* [Instructions for the task] Lines holding the string "title" are the ones to copy; find them all in the data.
* START *
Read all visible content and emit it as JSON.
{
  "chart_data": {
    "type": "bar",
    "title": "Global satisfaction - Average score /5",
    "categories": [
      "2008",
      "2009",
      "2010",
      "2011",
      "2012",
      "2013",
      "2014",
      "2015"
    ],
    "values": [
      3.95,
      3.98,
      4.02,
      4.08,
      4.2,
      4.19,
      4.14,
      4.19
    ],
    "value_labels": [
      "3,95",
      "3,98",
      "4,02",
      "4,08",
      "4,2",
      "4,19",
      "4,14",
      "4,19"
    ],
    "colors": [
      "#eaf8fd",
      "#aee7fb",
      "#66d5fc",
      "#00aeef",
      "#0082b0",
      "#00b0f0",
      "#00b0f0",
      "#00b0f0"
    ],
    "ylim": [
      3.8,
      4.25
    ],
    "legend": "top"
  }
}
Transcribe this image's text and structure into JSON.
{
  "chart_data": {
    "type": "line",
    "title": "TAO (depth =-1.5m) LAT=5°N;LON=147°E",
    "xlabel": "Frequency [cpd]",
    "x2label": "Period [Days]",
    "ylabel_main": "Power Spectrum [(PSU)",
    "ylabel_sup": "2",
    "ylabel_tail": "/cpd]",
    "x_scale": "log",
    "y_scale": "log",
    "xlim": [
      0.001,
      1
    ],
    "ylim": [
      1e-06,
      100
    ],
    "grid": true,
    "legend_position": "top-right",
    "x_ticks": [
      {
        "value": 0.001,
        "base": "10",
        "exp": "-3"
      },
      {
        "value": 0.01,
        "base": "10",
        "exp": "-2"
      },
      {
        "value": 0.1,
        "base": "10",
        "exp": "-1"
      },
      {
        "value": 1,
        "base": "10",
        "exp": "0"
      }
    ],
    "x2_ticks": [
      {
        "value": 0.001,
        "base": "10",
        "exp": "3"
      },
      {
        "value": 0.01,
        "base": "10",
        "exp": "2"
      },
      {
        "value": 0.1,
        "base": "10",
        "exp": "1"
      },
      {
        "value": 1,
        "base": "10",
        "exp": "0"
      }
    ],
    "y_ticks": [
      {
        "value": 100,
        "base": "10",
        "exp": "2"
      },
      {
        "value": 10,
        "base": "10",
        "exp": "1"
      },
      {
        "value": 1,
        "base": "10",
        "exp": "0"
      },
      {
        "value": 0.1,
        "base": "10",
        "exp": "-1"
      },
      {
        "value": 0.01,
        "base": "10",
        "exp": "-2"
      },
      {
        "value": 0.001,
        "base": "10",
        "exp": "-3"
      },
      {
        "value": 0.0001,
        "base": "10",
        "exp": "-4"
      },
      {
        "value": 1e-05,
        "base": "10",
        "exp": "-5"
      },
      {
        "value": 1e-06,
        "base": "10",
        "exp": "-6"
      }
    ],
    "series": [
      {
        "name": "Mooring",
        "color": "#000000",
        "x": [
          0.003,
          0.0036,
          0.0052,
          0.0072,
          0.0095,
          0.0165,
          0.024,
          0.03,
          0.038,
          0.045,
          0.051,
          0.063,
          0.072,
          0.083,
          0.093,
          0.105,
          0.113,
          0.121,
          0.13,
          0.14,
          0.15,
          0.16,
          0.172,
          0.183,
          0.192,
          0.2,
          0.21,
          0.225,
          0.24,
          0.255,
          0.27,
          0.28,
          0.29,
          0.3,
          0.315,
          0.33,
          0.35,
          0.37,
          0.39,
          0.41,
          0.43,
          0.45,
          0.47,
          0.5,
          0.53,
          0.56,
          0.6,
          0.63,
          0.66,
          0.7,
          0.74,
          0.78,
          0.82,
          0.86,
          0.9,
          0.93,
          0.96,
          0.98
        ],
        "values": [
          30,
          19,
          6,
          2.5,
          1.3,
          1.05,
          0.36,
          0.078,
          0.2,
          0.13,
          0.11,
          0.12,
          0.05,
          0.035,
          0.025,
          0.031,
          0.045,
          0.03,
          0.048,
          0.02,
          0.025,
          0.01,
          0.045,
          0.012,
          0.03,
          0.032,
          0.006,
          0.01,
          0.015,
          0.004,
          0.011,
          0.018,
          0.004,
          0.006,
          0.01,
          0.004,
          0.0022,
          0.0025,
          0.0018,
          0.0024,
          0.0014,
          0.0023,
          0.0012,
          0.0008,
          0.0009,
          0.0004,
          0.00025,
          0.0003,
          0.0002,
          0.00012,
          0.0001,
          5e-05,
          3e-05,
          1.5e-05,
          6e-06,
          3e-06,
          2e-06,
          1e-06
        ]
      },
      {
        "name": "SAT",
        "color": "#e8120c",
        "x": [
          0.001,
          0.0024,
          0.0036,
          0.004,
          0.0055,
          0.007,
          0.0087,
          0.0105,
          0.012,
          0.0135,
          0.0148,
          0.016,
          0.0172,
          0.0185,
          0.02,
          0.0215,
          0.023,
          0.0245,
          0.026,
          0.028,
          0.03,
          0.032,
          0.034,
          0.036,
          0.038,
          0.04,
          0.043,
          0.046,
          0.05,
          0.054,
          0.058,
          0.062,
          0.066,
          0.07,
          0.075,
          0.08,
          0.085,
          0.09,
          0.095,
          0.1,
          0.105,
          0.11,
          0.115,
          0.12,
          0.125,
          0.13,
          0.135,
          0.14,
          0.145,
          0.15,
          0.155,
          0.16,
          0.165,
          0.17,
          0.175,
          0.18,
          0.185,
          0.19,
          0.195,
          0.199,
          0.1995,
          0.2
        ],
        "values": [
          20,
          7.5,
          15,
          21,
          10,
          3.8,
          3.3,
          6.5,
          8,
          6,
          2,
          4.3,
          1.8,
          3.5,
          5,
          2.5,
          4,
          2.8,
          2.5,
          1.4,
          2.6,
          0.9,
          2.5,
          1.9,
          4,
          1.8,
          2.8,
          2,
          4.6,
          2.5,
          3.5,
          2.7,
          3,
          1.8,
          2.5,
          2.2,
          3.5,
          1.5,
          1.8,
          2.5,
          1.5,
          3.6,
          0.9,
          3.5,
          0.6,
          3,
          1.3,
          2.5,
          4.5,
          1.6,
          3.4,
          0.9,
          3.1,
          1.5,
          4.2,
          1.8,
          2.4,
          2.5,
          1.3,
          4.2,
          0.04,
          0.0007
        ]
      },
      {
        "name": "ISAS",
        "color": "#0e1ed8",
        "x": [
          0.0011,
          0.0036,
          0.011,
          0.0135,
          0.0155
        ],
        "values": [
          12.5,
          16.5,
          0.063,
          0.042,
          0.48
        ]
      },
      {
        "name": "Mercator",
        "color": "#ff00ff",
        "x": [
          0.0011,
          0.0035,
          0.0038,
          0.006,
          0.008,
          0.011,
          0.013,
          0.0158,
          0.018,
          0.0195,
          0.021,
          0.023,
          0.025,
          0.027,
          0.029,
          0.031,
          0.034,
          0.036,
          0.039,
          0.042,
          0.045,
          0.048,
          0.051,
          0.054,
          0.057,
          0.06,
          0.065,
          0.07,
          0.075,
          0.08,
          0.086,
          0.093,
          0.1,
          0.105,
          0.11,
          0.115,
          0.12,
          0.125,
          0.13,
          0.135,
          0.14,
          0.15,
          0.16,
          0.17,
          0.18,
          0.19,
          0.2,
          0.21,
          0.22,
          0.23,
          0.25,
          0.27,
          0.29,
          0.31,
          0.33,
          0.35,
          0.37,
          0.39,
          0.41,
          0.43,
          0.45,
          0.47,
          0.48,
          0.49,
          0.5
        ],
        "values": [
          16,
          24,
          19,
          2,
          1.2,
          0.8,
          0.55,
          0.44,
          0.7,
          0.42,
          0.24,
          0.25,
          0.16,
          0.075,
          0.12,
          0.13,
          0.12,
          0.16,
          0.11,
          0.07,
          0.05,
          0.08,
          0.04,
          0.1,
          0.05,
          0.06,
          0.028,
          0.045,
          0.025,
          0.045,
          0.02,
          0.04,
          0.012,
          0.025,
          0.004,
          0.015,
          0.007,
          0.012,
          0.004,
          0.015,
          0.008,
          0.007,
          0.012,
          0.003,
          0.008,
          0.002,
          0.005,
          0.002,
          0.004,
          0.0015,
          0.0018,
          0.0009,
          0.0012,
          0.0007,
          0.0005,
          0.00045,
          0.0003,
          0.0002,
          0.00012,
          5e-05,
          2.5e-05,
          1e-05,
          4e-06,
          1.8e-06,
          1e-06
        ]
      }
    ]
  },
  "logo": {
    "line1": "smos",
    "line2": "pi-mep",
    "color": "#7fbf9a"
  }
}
* END *
* [Completed exercise]
    "title": "Global satisfaction - Average score /5",
    "title": "TAO (depth =-1.5m) LAT=5°N;LON=147°E",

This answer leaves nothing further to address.